* _WHAT IS REQUIRED_
Each record must be reproduced exactly as it is shown.

* _DATASET_
****
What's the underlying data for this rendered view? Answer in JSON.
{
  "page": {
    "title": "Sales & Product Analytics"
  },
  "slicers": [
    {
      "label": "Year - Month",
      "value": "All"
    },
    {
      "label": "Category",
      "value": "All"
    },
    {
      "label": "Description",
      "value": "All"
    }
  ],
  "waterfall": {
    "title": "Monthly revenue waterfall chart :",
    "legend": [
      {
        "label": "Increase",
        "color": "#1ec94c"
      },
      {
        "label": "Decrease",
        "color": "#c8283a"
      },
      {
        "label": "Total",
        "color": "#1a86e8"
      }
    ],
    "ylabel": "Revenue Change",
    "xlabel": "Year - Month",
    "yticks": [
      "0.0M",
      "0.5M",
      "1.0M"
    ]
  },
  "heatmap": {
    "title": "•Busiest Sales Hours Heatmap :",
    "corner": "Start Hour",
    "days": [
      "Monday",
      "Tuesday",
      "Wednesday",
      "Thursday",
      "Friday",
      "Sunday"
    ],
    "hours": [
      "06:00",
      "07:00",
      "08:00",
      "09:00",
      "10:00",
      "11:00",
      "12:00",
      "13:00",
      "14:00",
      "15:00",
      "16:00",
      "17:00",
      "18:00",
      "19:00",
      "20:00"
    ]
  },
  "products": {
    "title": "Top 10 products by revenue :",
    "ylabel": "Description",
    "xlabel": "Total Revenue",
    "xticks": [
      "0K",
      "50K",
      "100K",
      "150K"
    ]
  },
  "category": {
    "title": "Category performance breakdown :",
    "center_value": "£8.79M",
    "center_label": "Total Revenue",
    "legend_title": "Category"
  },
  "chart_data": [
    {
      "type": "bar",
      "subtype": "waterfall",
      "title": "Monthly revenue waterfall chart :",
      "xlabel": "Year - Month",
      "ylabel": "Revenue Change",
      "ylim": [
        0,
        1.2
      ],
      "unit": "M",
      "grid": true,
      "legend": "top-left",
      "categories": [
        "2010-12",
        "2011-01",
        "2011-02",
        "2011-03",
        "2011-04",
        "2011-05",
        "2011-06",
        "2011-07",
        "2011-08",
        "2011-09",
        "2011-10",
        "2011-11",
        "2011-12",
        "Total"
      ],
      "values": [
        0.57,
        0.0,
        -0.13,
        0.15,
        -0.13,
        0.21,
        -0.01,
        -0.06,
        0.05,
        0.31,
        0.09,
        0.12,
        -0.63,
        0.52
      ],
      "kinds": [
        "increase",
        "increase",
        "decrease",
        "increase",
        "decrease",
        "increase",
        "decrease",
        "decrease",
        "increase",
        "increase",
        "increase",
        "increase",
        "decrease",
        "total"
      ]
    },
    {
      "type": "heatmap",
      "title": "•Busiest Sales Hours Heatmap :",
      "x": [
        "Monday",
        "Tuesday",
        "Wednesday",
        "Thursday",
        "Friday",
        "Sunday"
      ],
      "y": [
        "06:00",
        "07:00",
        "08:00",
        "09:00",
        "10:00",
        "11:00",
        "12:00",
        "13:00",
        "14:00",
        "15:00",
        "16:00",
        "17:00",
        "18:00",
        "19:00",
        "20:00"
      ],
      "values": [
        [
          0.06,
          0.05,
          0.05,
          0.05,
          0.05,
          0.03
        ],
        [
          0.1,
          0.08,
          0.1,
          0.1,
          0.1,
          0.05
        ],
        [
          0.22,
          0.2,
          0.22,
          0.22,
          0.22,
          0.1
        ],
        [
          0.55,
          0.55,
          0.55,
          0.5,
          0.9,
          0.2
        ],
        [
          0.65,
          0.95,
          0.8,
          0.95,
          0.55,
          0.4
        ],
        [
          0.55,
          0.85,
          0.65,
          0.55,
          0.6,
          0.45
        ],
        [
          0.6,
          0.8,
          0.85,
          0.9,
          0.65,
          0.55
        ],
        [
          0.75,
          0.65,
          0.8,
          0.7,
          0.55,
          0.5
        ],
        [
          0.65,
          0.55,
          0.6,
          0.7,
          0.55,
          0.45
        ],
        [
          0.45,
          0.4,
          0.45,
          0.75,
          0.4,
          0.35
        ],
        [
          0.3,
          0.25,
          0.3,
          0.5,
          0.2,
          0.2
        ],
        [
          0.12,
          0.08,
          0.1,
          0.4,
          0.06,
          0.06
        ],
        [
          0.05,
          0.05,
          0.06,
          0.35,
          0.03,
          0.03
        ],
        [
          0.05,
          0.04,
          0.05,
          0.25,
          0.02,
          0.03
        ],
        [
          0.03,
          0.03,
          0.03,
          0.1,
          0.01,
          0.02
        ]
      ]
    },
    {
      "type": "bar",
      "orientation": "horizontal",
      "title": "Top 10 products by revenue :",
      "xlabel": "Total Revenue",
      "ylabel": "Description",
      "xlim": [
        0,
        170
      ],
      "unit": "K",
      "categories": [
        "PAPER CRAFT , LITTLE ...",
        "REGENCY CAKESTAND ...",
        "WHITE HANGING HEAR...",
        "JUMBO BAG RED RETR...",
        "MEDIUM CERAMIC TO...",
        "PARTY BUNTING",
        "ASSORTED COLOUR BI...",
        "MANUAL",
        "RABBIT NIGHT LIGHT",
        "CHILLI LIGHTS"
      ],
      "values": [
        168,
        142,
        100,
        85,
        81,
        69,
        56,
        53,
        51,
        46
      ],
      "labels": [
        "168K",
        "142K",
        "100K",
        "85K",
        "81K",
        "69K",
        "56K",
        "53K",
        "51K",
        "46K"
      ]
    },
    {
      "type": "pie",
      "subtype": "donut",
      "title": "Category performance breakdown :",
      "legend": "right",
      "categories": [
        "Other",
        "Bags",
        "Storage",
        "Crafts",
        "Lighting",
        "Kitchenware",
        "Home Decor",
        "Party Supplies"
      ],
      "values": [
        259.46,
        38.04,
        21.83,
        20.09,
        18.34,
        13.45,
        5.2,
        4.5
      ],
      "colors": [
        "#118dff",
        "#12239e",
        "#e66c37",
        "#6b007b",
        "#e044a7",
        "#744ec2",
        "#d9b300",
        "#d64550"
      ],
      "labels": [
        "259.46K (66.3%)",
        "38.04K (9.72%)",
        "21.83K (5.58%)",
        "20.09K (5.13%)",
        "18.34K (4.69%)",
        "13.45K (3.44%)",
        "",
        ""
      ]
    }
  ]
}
****
* _OUTPUT OF THE TASK_
What's the underlying data for this rendered view? Answer in JSON.
{
  "page": {
    "title": "Sales & Product Analytics"
  },
  "slicers": [
    {
      "label": "Year - Month",
      "value": "All"
    },
    {
      "label": "Category",
      "value": "All"
    },
    {
      "label": "Description",
      "value": "All"
    }
  ],
  "waterfall": {
    "title": "Monthly revenue waterfall chart :",
    "legend": [
      {
        "label": "Increase",
        "color": "#1ec94c"
      },
      {
        "label": "Decrease",
        "color": "#c8283a"
      },
      {
        "label": "Total",
        "color": "#1a86e8"
      }
    ],
    "ylabel": "Revenue Change",
    "xlabel": "Year - Month",
    "yticks": [
      "0.0M",
      "0.5M",
      "1.0M"
    ]
  },
  "heatmap": {
    "title": "•Busiest Sales Hours Heatmap :",
    "corner": "Start Hour",
    "days": [
      "Monday",
      "Tuesday",
      "Wednesday",
      "Thursday",
      "Friday",
      "Sunday"
    ],
    "hours": [
      "06:00",
      "07:00",
      "08:00",
      "09:00",
      "10:00",
      "11:00",
      "12:00",
      "13:00",
      "14:00",
      "15:00",
      "16:00",
      "17:00",
      "18:00",
      "19:00",
      "20:00"
    ]
  },
  "products": {
    "title": "Top 10 products by revenue :",
    "ylabel": "Description",
    "xlabel": "Total Revenue",
    "xticks": [
      "0K",
      "50K",
      "100K",
      "150K"
    ]
  },
  "category": {
    "title": "Category performance breakdown :",
    "center_value": "£8.79M",
    "center_label": "Total Revenue",
    "legend_title": "Category"
  },
  "chart_data": [
    {
      "type": "bar",
      "subtype": "waterfall",
      "title": "Monthly revenue waterfall chart :",
      "xlabel": "Year - Month",
      "ylabel": "Revenue Change",
      "ylim": [
        0,
        1.2
      ],
      "unit": "M",
      "grid": true,
      "legend": "top-left",
      "categories": [
        "2010-12",
        "2011-01",
        "2011-02",
        "2011-03",
        "2011-04",
        "2011-05",
        "2011-06",
        "2011-07",
        "2011-08",
        "2011-09",
        "2011-10",
        "2011-11",
        "2011-12",
        "Total"
      ],
      "values": [
        0.57,
        0.0,
        -0.13,
        0.15,
        -0.13,
        0.21,
        -0.01,
        -0.06,
        0.05,
        0.31,
        0.09,
        0.12,
        -0.63,
        0.52
      ],
      "kinds": [
        "increase",
        "increase",
        "decrease",
        "increase",
        "decrease",
        "increase",
        "decrease",
        "decrease",
        "increase",
        "increase",
        "increase",
        "increase",
        "decrease",
        "total"
      ]
    },
    {
      "type": "heatmap",
      "title": "•Busiest Sales Hours Heatmap :",
      "x": [
        "Monday",
        "Tuesday",
        "Wednesday",
        "Thursday",
        "Friday",
        "Sunday"
      ],
      "y": [
        "06:00",
        "07:00",
        "08:00",
        "09:00",
        "10:00",
        "11:00",
        "12:00",
        "13:00",
        "14:00",
        "15:00",
        "16:00",
        "17:00",
        "18:00",
        "19:00",
        "20:00"
      ],
      "values": [
        [
          0.06,
          0.05,
          0.05,
          0.05,
          0.05,
          0.03
        ],
        [
          0.1,
          0.08,
          0.1,
          0.1,
          0.1,
          0.05
        ],
        [
          0.22,
          0.2,
          0.22,
          0.22,
          0.22,
          0.1
        ],
        [
          0.55,
          0.55,
          0.55,
          0.5,
          0.9,
          0.2
        ],
        [
          0.65,
          0.95,
          0.8,
          0.95,
          0.55,
          0.4
        ],
        [
          0.55,
          0.85,
          0.65,
          0.55,
          0.6,
          0.45
        ],
        [
          0.6,
          0.8,
          0.85,
          0.9,
          0.65,
          0.55
        ],
        [
          0.75,
          0.65,
          0.8,
          0.7,
          0.55,
          0.5
        ],
        [
          0.65,
          0.55,
          0.6,
          0.7,
          0.55,
          0.45
        ],
        [
          0.45,
          0.4,
          0.45,
          0.75,
          0.4,
          0.35
        ],
        [
          0.3,
          0.25,
          0.3,
          0.5,
          0.2,
          0.2
        ],
        [
          0.12,
          0.08,
          0.1,
          0.4,
          0.06,
          0.06
        ],
        [
          0.05,
          0.05,
          0.06,
          0.35,
          0.03,
          0.03
        ],
        [
          0.05,
          0.04,
          0.05,
          0.25,
          0.02,
          0.03
        ],
        [
          0.03,
          0.03,
          0.03,
          0.1,
          0.01,
          0.02
        ]
      ]
    },
    {
      "type": "bar",
      "orientation": "horizontal",
      "title": "Top 10 products by revenue :",
      "xlabel": "Total Revenue",
      "ylabel": "Description",
      "xlim": [
        0,
        170
      ],
      "unit": "K",
      "categories": [
        "PAPER CRAFT , LITTLE ...",
        "REGENCY CAKESTAND ...",
        "WHITE HANGING HEAR...",
        "JUMBO BAG RED RETR...",
        "MEDIUM CERAMIC TO...",
        "PARTY BUNTING",
        "ASSORTED COLOUR BI...",
        "MANUAL",
        "RABBIT NIGHT LIGHT",
        "CHILLI LIGHTS"
      ],
      "values": [
        168,
        142,
        100,
        85,
        81,
        69,
        56,
        53,
        51,
        46
      ],
      "labels": [
        "168K",
        "142K",
        "100K",
        "85K",
        "81K",
        "69K",
        "56K",
        "53K",
        "51K",
        "46K"
      ]
    },
    {
      "type": "pie",
      "subtype": "donut",
      "title": "Category performance breakdown :",
      "legend": "right",
      "categories": [
        "Other",
        "Bags",
        "Storage",
        "Crafts",
        "Lighting",
        "Kitchenware",
        "Home Decor",
        "Party Supplies"
      ],
      "values": [
        259.46,
        38.04,
        21.83,
        20.09,
        18.34,
        13.45,
        5.2,
        4.5
      ],
      "colors": [
        "#118dff",
        "#12239e",
        "#e66c37",
        "#6b007b",
        "#e044a7",
        "#744ec2",
        "#d9b300",
        "#d64550"
      ],
      "labels": [
        "259.46K (66.3%)",
        "38.04K (9.72%)",
        "21.83K (5.58%)",
        "20.09K (5.13%)",
        "18.34K (4.69%)",
        "13.45K (3.44%)",
        "",
        ""
      ]
    }
  ]
}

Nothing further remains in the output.